» **Given instruction**:
Give the entries again, word for word.

------------------------------------------------------------------------

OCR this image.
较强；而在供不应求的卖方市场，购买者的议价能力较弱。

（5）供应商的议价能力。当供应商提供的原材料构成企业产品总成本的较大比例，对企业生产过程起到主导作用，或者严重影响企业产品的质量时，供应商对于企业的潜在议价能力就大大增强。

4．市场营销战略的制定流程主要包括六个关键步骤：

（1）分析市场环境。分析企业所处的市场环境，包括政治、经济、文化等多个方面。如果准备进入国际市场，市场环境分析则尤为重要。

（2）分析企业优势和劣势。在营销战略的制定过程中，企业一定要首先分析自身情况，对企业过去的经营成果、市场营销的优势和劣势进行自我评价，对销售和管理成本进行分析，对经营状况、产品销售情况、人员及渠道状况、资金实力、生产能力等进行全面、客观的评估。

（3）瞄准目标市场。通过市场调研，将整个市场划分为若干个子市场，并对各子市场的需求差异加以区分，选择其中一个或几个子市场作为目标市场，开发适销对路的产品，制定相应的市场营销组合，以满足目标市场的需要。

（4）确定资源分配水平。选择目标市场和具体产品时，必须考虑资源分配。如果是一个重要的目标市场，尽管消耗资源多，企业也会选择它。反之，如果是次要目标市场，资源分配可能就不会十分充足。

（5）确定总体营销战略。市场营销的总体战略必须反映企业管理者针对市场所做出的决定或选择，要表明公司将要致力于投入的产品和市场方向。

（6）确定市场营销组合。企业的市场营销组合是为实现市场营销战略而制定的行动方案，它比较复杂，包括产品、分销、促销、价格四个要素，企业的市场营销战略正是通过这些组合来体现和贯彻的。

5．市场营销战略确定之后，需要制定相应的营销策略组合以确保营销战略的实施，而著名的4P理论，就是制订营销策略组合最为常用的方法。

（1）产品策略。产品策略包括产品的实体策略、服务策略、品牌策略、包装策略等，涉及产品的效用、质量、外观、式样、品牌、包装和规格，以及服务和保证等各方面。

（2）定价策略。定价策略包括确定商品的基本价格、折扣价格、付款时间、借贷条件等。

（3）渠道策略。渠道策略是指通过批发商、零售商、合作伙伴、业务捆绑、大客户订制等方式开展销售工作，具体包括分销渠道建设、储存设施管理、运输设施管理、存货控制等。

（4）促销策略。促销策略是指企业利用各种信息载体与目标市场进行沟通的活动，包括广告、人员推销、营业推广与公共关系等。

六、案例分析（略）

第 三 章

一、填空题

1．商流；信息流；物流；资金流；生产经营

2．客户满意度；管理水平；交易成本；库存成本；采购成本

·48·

------------------------------------------------------------------------

» **Output of the exercise**:
OCR this image.
较强；而在供不应求的卖方市场，购买者的议价能力较弱。

（5）供应商的议价能力。当供应商提供的原材料构成企业产品总成本的较大比例，对企业生产过程起到主导作用，或者严重影响企业产品的质量时，供应商对于企业的潜在议价能力就大大增强。

4．市场营销战略的制定流程主要包括六个关键步骤：

（1）分析市场环境。分析企业所处的市场环境，包括政治、经济、文化等多个方面。如果准备进入国际市场，市场环境分析则尤为重要。

（2）分析企业优势和劣势。在营销战略的制定过程中，企业一定要首先分析自身情况，对企业过去的经营成果、市场营销的优势和劣势进行自我评价，对销售和管理成本进行分析，对经营状况、产品销售情况、人员及渠道状况、资金实力、生产能力等进行全面、客观的评估。

（3）瞄准目标市场。通过市场调研，将整个市场划分为若干个子市场，并对各子市场的需求差异加以区分，选择其中一个或几个子市场作为目标市场，开发适销对路的产品，制定相应的市场营销组合，以满足目标市场的需要。

（4）确定资源分配水平。选择目标市场和具体产品时，必须考虑资源分配。如果是一个重要的目标市场，尽管消耗资源多，企业也会选择它。反之，如果是次要目标市场，资源分配可能就不会十分充足。

（5）确定总体营销战略。市场营销的总体战略必须反映企业管理者针对市场所做出的决定或选择，要表明公司将要致力于投入的产品和市场方向。

（6）确定市场营销组合。企业的市场营销组合是为实现市场营销战略而制定的行动方案，它比较复杂，包括产品、分销、促销、价格四个要素，企业的市场营销战略正是通过这些组合来体现和贯彻的。

5．市场营销战略确定之后，需要制定相应的营销策略组合以确保营销战略的实施，而著名的4P理论，就是制订营销策略组合最为常用的方法。

（1）产品策略。产品策略包括产品的实体策略、服务策略、品牌策略、包装策略等，涉及产品的效用、质量、外观、式样、品牌、包装和规格，以及服务和保证等各方面。

（2）定价策略。定价策略包括确定商品的基本价格、折扣价格、付款时间、借贷条件等。

（3）渠道策略。渠道策略是指通过批发商、零售商、合作伙伴、业务捆绑、大客户订制等方式开展销售工作，具体包括分销渠道建设、储存设施管理、运输设施管理、存货控制等。

（4）促销策略。促销策略是指企业利用各种信息载体与目标市场进行沟通的活动，包括广告、人员推销、营业推广与公共关系等。

六、案例分析（略）

第 三 章

一、填空题

1．商流；信息流；物流；资金流；生产经营

2．客户满意度；管理水平；交易成本；库存成本；采购成本

·48·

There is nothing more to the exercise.